EXERCISE AIM: Locate the string "Extract" in the listing below. Copy every line where it is found.

SUPPLIED DATA:

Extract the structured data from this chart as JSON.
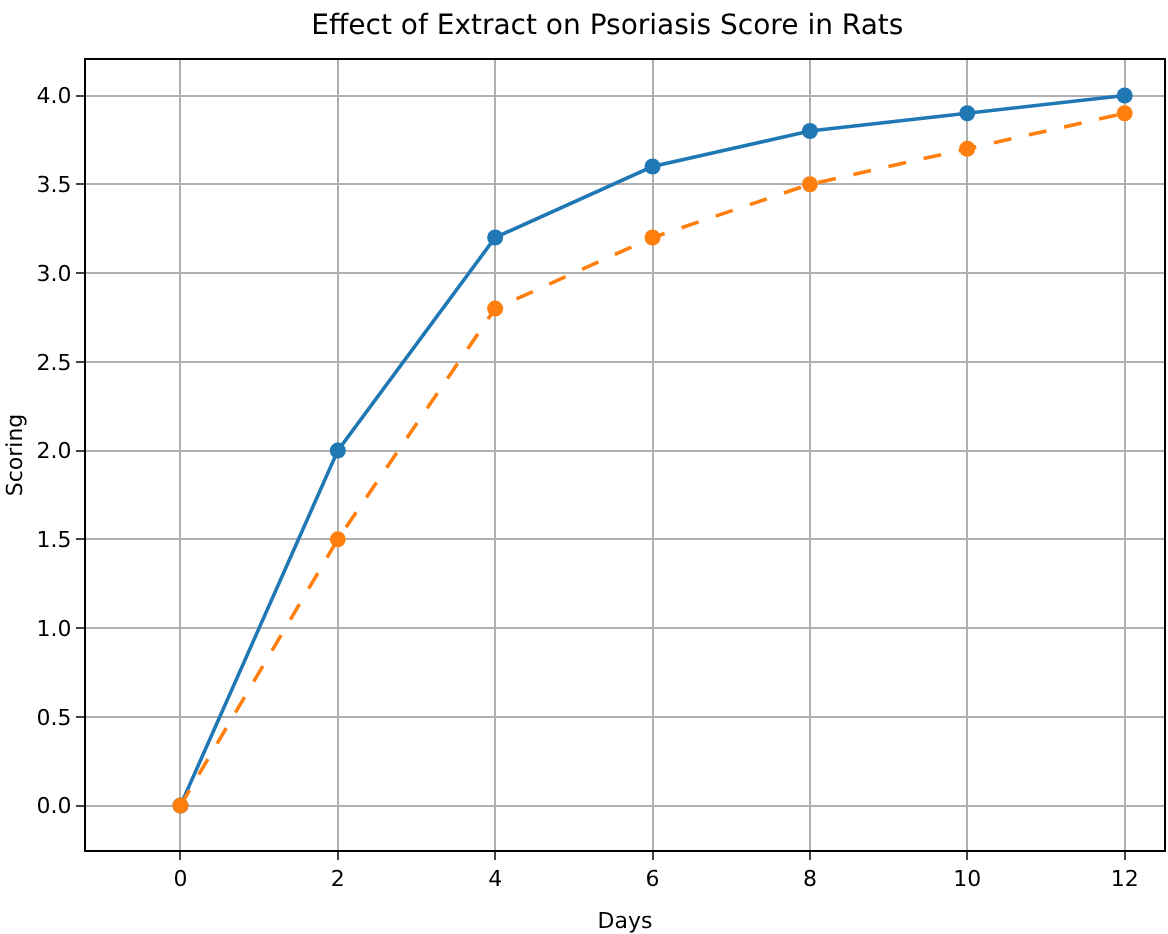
{
  "chart_data": {
    "type": "line",
    "title": "Effect of Extract on Psoriasis Score in Rats",
    "xlabel": "Days",
    "ylabel": "Scoring",
    "x": [
      0,
      2,
      4,
      6,
      8,
      10,
      12
    ],
    "series": [
      {
        "color": "#1f77b4",
        "line_style": "solid",
        "values": [
          0,
          2.0,
          3.2,
          3.6,
          3.8,
          3.9,
          4.0
        ]
      },
      {
        "color": "#ff7f0e",
        "line_style": "dashed",
        "values": [
          0,
          1.5,
          2.8,
          3.2,
          3.5,
          3.7,
          3.9
        ]
      }
    ],
    "xlim": [
      -1.2,
      12.5
    ],
    "xticks": [
      0,
      2,
      4,
      6,
      8,
      10,
      12
    ],
    "ylim": [
      -0.25,
      4.2
    ],
    "yticks": [
      {
        "value": 0,
        "label": "0.0"
      },
      {
        "value": 0.5,
        "label": "0.5"
      },
      {
        "value": 1,
        "label": "1.0"
      },
      {
        "value": 1.5,
        "label": "1.5"
      },
      {
        "value": 2,
        "label": "2.0"
      },
      {
        "value": 2.5,
        "label": "2.5"
      },
      {
        "value": 3,
        "label": "3.0"
      },
      {
        "value": 3.5,
        "label": "3.5"
      },
      {
        "value": 4,
        "label": "4.0"
      }
    ],
    "grid": true,
    "marker": "circle"
  }
}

EXERCISE SOLUTION:
Extract the structured data from this chart as JSON.
    "title": "Effect of Extract on Psoriasis Score in Rats",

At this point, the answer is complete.